Records:

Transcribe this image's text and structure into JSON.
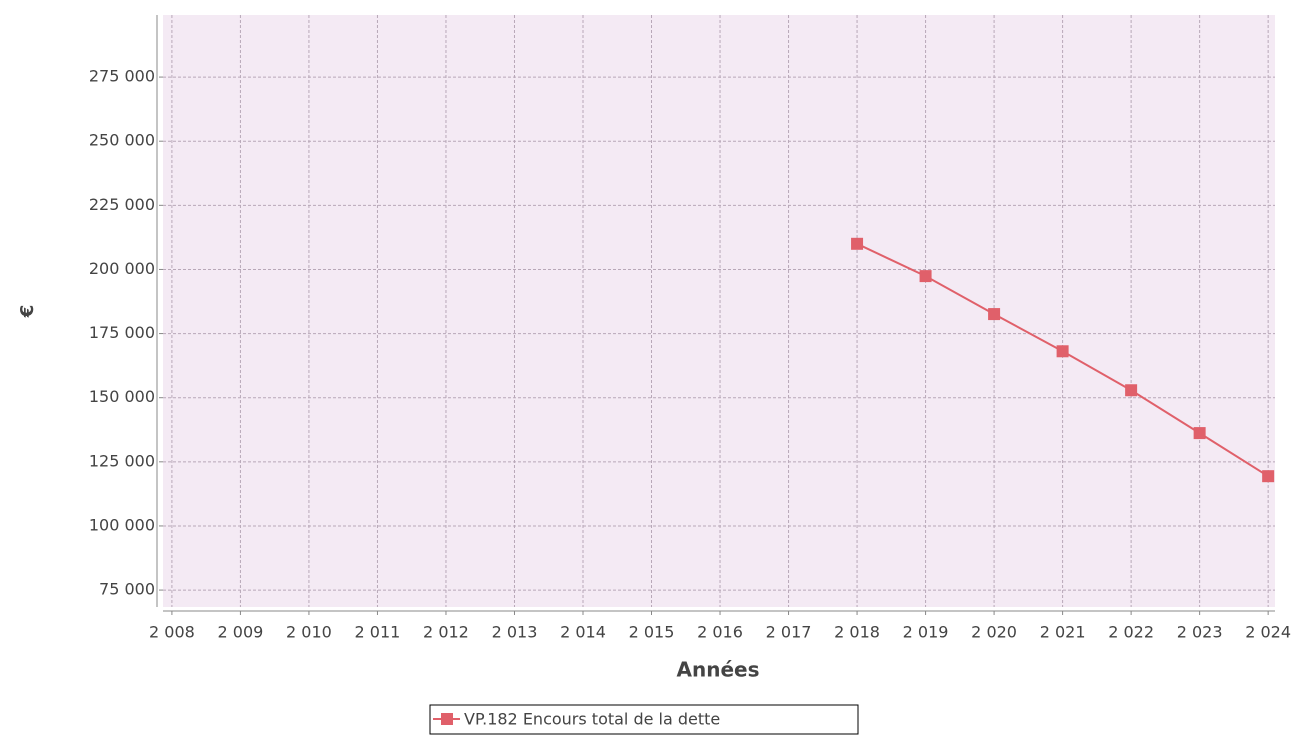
{
  "chart_data": {
    "type": "line",
    "x_label": "Années",
    "y_label": "€",
    "x": [
      2018,
      2019,
      2020,
      2021,
      2022,
      2023,
      2024
    ],
    "series": [
      {
        "name": "VP.182 Encours total de la dette",
        "color": "#e0606a",
        "values": [
          210000,
          197400,
          182600,
          168100,
          152900,
          136200,
          119400
        ]
      }
    ],
    "xlim": [
      2007.87,
      2024.1
    ],
    "xticks": [
      {
        "value": 2008,
        "label": "2 008"
      },
      {
        "value": 2009,
        "label": "2 009"
      },
      {
        "value": 2010,
        "label": "2 010"
      },
      {
        "value": 2011,
        "label": "2 011"
      },
      {
        "value": 2012,
        "label": "2 012"
      },
      {
        "value": 2013,
        "label": "2 013"
      },
      {
        "value": 2014,
        "label": "2 014"
      },
      {
        "value": 2015,
        "label": "2 015"
      },
      {
        "value": 2016,
        "label": "2 016"
      },
      {
        "value": 2017,
        "label": "2 017"
      },
      {
        "value": 2018,
        "label": "2 018"
      },
      {
        "value": 2019,
        "label": "2 019"
      },
      {
        "value": 2020,
        "label": "2 020"
      },
      {
        "value": 2021,
        "label": "2 021"
      },
      {
        "value": 2022,
        "label": "2 022"
      },
      {
        "value": 2023,
        "label": "2 023"
      },
      {
        "value": 2024,
        "label": "2 024"
      }
    ],
    "ylim": [
      68400,
      299200
    ],
    "yticks": [
      {
        "value": 75000,
        "label": "75 000"
      },
      {
        "value": 100000,
        "label": "100 000"
      },
      {
        "value": 125000,
        "label": "125 000"
      },
      {
        "value": 150000,
        "label": "150 000"
      },
      {
        "value": 175000,
        "label": "175 000"
      },
      {
        "value": 200000,
        "label": "200 000"
      },
      {
        "value": 225000,
        "label": "225 000"
      },
      {
        "value": 250000,
        "label": "250 000"
      },
      {
        "value": 275000,
        "label": "275 000"
      }
    ],
    "grid": true
  }
}
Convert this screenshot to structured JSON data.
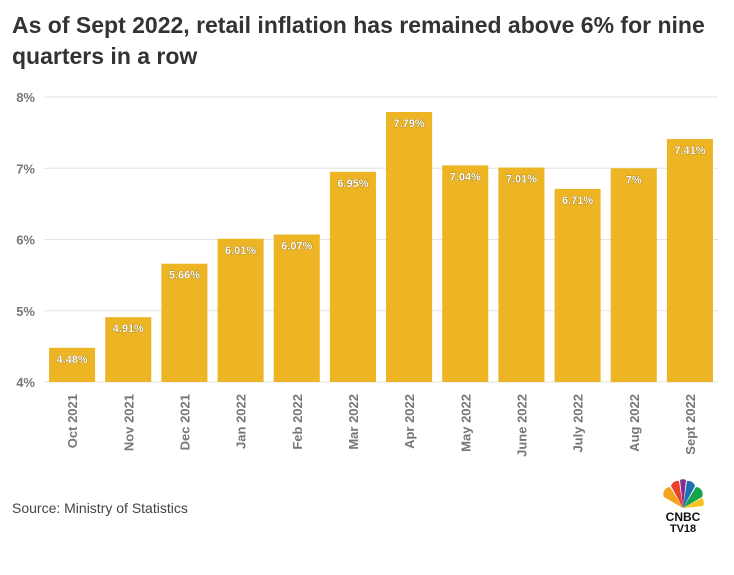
{
  "title": "As of Sept 2022, retail inflation has remained above 6% for nine quarters in a row",
  "source": "Source: Ministry of Statistics",
  "logo": {
    "line1": "CNBC",
    "line2": "TV18"
  },
  "colors": {
    "bar": "#EDB523",
    "grid": "#E3E3E3",
    "axis_text": "#777777",
    "label_text": "#FFFFFF"
  },
  "chart_data": {
    "type": "bar",
    "title": "As of Sept 2022, retail inflation has remained above 6% for nine quarters in a row",
    "xlabel": "",
    "ylabel": "",
    "categories": [
      "Oct 2021",
      "Nov 2021",
      "Dec 2021",
      "Jan 2022",
      "Feb 2022",
      "Mar 2022",
      "Apr 2022",
      "May 2022",
      "June 2022",
      "July 2022",
      "Aug 2022",
      "Sept 2022"
    ],
    "values": [
      4.48,
      4.91,
      5.66,
      6.01,
      6.07,
      6.95,
      7.79,
      7.04,
      7.01,
      6.71,
      7,
      7.41
    ],
    "data_labels": [
      "4.48%",
      "4.91%",
      "5.66%",
      "6.01%",
      "6.07%",
      "6.95%",
      "7.79%",
      "7.04%",
      "7.01%",
      "6.71%",
      "7%",
      "7.41%"
    ],
    "ylim": [
      4,
      8
    ],
    "yticks": [
      4,
      5,
      6,
      7,
      8
    ],
    "ytick_labels": [
      "4%",
      "5%",
      "6%",
      "7%",
      "8%"
    ],
    "grid": true,
    "legend": "none"
  }
}
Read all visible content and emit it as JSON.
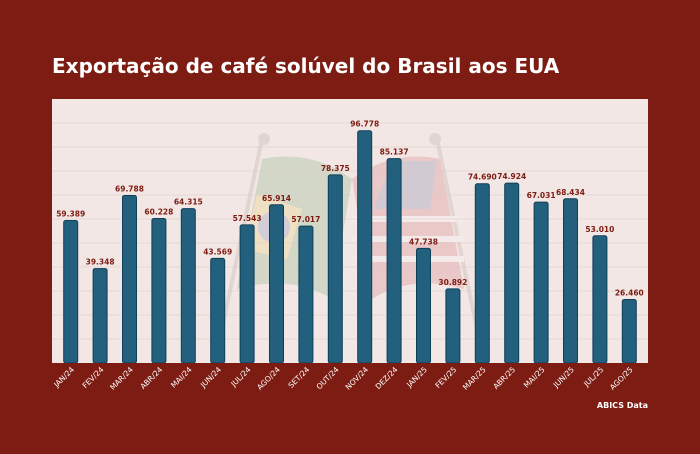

**Short exercise:**
Of the lines in the listing, how many hold the word "remained"? Nothing but the number is needed.

**Reply to the exercise:**
2